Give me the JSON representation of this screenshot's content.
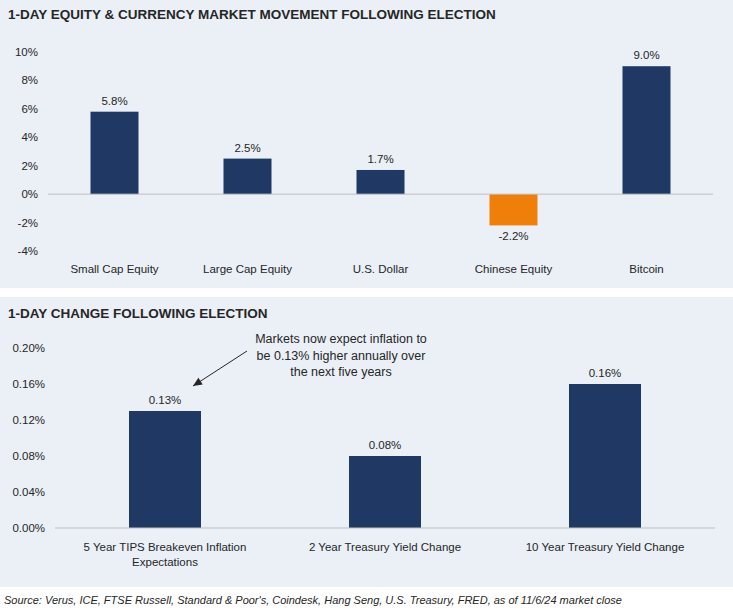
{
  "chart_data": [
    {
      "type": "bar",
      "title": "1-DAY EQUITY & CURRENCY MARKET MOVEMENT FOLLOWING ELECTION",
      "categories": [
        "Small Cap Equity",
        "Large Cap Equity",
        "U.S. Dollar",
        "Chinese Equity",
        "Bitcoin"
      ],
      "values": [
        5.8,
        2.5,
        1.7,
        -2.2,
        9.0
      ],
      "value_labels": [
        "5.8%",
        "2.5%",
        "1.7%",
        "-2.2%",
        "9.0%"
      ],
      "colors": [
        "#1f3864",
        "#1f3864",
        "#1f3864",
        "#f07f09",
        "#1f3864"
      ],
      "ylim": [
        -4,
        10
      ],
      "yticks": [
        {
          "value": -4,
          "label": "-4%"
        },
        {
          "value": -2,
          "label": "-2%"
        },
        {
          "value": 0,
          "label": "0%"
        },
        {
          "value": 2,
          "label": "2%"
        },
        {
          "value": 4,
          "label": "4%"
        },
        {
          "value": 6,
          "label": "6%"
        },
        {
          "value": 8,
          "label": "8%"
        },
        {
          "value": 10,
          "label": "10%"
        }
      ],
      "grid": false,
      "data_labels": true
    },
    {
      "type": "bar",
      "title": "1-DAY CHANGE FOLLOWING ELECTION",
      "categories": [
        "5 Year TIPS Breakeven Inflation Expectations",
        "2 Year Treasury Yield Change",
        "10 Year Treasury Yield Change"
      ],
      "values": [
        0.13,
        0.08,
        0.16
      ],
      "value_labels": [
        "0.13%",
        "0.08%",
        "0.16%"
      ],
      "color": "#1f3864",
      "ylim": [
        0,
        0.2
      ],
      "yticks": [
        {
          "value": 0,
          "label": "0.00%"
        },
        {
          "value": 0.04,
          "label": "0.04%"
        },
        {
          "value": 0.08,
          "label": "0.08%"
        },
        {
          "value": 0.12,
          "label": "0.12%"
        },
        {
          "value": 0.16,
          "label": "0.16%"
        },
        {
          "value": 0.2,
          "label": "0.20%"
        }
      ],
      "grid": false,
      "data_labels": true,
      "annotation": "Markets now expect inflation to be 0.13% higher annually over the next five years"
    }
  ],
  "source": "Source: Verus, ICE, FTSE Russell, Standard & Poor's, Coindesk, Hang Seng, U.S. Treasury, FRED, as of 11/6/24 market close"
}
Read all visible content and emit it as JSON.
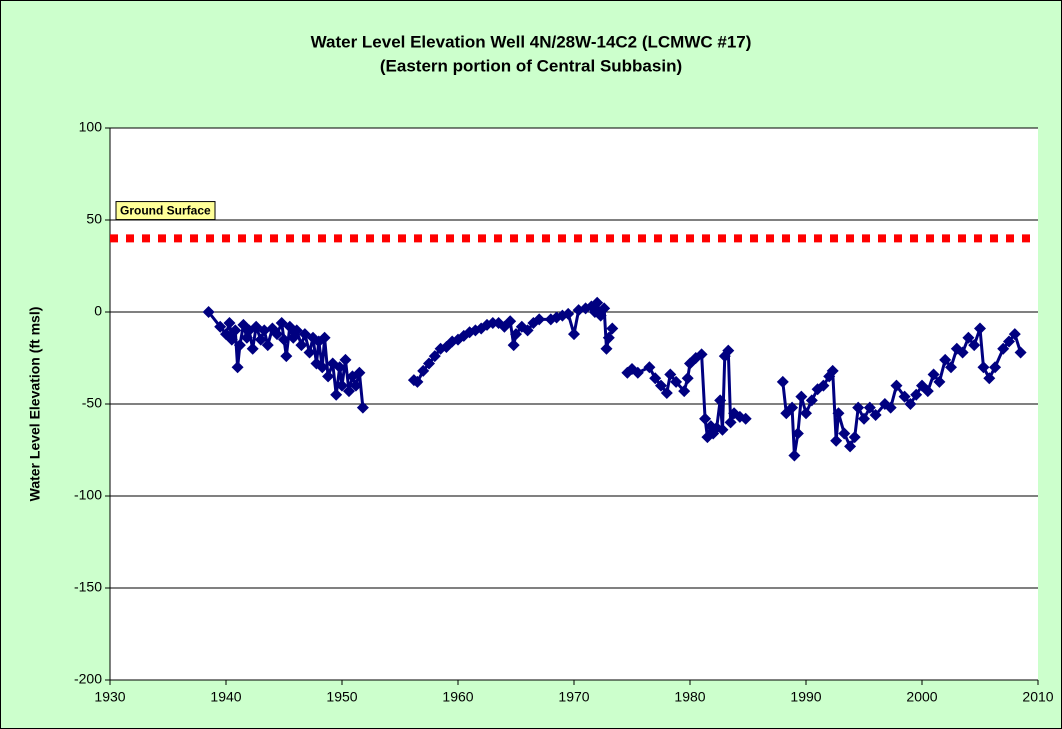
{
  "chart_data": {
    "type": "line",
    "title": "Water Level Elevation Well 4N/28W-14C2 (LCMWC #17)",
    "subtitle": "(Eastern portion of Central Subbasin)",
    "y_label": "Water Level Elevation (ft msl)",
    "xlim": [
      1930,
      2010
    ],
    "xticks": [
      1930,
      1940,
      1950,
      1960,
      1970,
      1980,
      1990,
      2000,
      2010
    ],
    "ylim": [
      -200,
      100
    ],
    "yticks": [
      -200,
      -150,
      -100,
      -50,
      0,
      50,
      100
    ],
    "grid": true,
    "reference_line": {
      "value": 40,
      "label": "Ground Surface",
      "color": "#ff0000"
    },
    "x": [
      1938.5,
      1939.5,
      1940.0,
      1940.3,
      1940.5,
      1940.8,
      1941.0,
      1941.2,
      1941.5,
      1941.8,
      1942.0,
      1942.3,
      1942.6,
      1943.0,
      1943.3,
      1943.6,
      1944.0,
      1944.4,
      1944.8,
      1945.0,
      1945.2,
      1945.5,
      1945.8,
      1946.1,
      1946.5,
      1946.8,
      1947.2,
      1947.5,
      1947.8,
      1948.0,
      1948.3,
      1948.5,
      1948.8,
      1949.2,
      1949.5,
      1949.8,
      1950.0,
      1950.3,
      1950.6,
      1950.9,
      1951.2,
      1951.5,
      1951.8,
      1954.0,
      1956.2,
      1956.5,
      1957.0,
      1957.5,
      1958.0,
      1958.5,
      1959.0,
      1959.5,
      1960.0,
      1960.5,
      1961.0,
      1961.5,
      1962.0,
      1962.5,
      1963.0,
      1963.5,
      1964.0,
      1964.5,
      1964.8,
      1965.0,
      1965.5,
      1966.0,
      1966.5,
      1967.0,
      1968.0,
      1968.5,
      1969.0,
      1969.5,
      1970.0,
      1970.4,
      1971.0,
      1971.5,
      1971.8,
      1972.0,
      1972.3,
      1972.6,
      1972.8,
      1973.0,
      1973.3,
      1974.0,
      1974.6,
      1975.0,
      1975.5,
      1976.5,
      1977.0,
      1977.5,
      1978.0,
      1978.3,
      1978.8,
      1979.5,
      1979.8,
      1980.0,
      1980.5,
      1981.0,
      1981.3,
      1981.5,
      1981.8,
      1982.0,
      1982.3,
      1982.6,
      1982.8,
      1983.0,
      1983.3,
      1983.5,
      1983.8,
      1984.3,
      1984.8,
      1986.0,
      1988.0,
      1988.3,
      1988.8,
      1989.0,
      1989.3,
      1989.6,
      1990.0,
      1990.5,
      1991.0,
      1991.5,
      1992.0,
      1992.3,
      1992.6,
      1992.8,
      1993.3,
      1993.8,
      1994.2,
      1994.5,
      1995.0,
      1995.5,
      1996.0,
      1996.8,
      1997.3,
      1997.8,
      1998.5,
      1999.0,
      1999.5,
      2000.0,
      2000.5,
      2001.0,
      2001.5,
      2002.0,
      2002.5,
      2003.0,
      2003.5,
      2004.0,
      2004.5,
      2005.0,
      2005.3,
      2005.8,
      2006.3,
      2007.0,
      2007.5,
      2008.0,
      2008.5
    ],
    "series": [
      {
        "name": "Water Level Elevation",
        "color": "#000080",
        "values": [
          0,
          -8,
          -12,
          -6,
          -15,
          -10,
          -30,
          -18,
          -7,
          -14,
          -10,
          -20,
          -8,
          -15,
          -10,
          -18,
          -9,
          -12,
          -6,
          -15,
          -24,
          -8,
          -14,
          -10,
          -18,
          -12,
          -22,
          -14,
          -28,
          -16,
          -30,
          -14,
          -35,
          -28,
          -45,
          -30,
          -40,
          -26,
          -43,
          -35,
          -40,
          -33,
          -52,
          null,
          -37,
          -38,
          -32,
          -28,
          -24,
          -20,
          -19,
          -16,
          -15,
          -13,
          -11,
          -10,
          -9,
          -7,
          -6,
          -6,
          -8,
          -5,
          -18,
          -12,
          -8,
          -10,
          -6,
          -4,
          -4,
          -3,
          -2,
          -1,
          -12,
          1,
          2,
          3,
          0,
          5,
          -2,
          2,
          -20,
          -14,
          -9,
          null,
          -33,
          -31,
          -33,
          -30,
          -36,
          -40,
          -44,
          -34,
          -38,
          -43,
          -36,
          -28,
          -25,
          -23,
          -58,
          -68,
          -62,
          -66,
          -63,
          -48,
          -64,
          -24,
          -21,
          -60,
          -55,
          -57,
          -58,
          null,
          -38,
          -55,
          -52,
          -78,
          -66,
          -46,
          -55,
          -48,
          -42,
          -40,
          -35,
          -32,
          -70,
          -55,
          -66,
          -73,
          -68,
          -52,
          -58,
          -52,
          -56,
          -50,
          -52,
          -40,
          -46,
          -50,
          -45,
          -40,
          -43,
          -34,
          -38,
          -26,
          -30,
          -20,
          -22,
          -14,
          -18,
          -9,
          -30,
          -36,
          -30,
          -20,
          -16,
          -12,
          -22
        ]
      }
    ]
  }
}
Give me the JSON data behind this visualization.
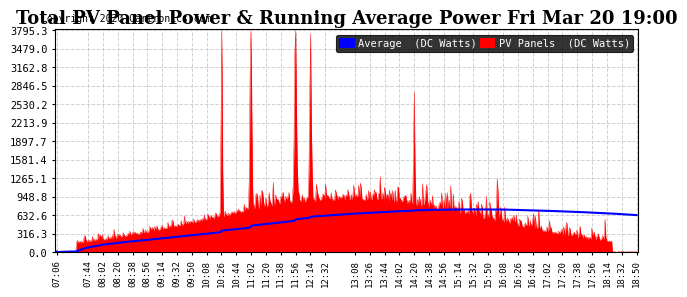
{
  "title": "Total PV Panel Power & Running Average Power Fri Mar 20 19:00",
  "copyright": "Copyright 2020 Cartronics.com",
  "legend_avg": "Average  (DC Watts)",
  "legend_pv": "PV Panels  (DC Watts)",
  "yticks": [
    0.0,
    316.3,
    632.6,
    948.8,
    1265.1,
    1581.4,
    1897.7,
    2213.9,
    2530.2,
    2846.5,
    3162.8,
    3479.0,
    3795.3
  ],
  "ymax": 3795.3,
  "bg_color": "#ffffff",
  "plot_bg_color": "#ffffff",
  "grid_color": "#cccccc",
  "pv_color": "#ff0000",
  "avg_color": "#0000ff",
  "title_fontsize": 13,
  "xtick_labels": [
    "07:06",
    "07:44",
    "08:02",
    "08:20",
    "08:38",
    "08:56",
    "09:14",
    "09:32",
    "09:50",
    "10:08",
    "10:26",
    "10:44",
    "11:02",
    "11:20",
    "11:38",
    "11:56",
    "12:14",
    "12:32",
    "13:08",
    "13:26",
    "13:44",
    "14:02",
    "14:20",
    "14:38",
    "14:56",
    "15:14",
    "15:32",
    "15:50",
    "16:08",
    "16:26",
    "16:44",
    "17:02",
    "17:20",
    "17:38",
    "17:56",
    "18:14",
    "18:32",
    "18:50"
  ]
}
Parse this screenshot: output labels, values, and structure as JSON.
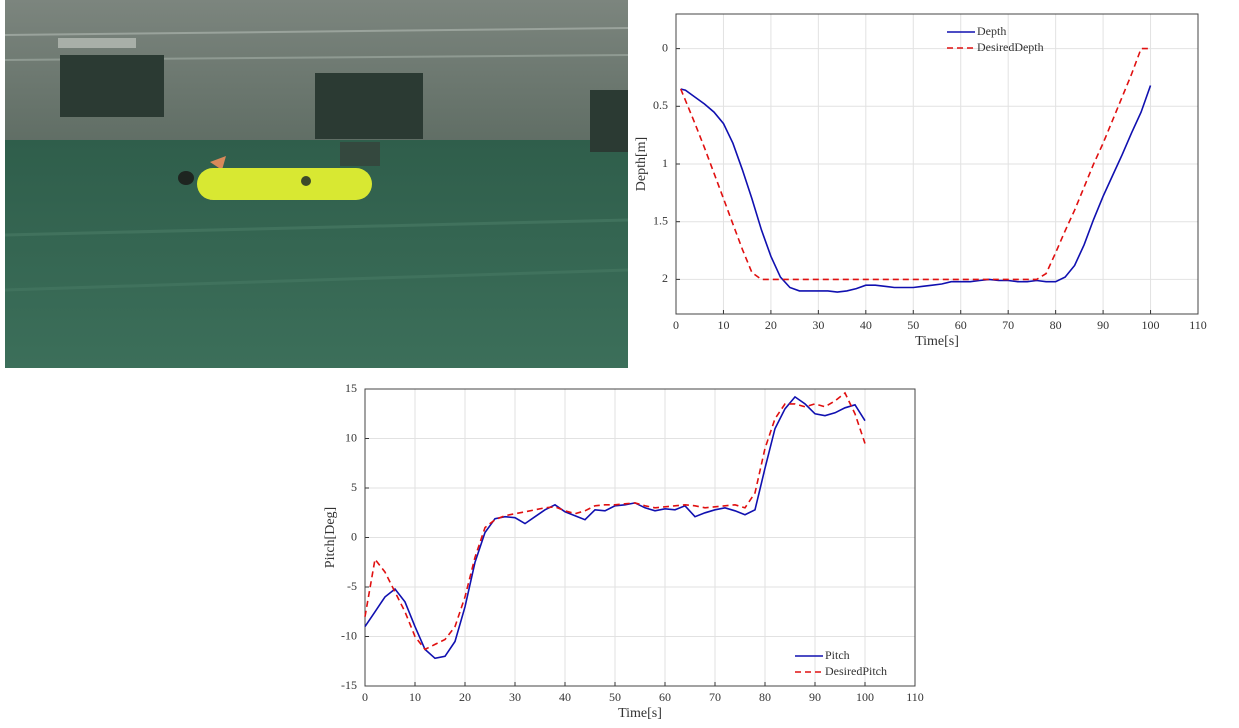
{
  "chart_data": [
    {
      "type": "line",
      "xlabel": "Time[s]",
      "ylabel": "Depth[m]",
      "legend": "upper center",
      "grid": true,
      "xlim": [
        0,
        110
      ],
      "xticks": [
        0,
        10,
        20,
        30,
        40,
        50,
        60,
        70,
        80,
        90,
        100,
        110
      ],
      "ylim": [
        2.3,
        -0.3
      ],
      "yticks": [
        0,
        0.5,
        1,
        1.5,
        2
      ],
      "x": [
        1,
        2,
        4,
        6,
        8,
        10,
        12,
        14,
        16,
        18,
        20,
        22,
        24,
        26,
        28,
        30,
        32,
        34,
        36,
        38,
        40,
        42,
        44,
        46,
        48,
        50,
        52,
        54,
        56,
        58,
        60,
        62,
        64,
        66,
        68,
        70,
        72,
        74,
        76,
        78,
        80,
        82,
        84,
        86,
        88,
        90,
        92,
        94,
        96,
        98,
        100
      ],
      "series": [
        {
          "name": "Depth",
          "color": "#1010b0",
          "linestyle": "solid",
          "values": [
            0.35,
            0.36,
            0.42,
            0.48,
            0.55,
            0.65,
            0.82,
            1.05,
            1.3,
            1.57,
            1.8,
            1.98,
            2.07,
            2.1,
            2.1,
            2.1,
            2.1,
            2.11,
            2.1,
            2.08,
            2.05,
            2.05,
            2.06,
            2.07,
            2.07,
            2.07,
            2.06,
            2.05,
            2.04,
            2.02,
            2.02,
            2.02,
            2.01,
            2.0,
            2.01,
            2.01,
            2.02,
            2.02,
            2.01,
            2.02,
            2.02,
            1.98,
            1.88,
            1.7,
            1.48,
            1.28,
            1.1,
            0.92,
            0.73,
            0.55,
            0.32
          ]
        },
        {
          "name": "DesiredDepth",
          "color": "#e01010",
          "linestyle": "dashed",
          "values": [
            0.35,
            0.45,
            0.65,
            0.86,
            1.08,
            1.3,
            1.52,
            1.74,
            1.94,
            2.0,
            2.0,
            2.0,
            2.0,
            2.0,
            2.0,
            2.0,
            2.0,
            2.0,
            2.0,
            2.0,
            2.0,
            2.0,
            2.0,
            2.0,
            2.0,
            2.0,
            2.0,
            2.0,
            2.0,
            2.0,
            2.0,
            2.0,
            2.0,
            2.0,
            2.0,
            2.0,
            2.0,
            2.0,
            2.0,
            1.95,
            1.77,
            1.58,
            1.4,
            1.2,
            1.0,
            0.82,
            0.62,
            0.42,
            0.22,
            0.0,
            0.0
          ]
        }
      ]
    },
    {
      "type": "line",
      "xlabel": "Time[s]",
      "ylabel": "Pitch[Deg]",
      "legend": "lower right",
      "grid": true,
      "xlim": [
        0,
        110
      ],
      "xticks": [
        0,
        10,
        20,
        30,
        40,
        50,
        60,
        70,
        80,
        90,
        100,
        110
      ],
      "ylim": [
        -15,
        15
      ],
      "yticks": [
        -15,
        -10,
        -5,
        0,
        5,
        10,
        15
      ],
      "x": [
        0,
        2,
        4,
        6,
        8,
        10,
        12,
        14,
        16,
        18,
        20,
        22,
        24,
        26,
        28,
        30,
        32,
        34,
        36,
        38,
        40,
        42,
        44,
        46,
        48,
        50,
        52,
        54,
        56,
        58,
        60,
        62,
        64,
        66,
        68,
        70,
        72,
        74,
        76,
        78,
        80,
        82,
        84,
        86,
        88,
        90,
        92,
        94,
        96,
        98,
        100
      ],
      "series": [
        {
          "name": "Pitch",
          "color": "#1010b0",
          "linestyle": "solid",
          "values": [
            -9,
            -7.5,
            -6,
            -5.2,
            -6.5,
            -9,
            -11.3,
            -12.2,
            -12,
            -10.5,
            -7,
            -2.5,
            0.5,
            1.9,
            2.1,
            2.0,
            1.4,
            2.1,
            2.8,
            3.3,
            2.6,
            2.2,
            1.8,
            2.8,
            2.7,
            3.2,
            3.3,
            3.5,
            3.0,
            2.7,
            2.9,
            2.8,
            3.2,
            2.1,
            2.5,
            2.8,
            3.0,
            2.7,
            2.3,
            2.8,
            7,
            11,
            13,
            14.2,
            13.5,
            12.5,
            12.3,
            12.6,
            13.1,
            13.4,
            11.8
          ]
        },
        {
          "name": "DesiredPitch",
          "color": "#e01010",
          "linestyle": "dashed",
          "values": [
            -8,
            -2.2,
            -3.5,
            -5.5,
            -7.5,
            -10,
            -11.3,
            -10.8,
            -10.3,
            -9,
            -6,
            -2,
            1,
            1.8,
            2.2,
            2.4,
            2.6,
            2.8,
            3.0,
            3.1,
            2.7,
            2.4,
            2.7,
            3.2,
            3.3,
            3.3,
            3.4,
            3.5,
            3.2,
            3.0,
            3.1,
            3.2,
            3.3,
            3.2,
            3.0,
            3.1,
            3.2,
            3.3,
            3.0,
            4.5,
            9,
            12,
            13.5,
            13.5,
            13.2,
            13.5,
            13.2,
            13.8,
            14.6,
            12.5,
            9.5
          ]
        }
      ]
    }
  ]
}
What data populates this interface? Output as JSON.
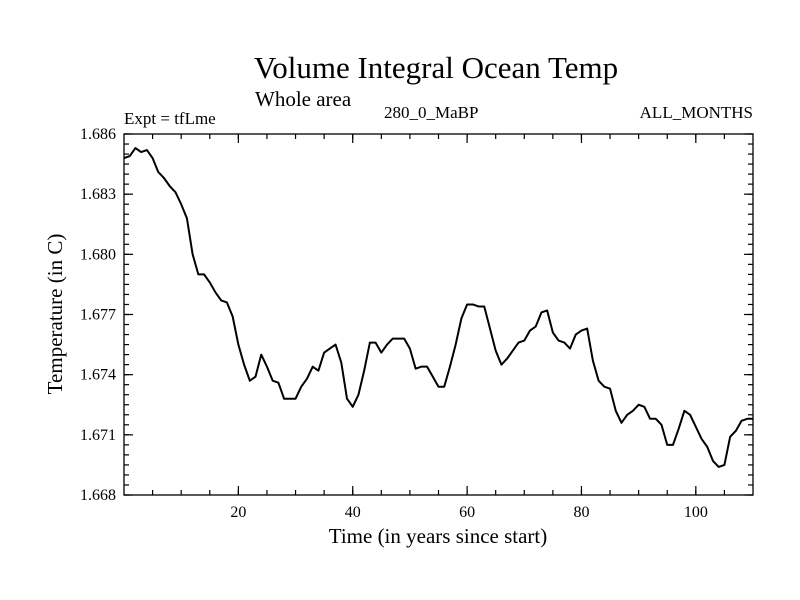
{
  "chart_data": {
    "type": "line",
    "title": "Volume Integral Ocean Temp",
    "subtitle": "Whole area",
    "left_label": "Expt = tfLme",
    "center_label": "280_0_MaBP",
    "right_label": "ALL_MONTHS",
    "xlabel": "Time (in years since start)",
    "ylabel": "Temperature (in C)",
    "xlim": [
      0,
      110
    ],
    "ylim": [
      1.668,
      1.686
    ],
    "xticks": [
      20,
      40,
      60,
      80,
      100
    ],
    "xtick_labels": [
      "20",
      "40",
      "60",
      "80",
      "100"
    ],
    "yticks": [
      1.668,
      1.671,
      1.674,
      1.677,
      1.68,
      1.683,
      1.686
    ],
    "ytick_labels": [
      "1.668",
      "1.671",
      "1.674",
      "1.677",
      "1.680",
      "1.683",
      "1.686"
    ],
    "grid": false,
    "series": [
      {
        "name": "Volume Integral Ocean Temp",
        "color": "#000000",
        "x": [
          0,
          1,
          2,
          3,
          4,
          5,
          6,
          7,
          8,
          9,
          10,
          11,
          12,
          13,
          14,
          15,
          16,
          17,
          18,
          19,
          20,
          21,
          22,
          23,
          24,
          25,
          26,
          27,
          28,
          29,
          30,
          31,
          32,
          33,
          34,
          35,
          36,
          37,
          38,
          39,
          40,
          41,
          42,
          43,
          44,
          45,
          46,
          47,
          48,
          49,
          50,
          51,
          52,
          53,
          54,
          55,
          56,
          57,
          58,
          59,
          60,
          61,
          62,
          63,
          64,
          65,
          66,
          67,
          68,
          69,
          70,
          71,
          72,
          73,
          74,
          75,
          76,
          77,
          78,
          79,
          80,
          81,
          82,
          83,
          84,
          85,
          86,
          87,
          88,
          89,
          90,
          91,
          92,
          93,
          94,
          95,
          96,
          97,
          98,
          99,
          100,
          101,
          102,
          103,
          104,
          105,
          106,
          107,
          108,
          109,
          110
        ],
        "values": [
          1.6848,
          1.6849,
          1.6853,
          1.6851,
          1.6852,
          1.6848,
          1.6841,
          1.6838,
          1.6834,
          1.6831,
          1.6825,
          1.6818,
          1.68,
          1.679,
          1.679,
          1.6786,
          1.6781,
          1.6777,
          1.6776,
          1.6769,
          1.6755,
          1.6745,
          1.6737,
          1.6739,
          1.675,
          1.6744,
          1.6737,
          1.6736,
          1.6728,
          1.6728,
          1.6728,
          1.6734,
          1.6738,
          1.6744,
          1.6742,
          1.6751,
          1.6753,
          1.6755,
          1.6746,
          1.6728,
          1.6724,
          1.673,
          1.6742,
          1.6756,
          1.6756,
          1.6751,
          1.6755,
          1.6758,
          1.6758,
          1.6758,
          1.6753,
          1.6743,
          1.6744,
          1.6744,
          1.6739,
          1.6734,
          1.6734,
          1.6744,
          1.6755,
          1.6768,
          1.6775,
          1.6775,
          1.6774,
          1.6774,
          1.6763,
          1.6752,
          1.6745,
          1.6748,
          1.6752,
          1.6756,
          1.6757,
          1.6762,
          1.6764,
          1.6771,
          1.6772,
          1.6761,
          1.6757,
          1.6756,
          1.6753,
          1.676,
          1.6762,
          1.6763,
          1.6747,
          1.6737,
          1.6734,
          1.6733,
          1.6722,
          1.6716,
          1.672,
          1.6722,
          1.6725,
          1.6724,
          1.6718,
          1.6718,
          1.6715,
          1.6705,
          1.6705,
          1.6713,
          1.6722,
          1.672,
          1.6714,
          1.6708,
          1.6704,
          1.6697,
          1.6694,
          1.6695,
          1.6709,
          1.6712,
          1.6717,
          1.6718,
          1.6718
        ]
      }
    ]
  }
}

------------------------

Aim of the exercise: Check each line of the records for "content" and copy the ones that contain it.

The answer:
Give me the JSON representation of this screenshot's content.
Read all visible content and emit it as JSON.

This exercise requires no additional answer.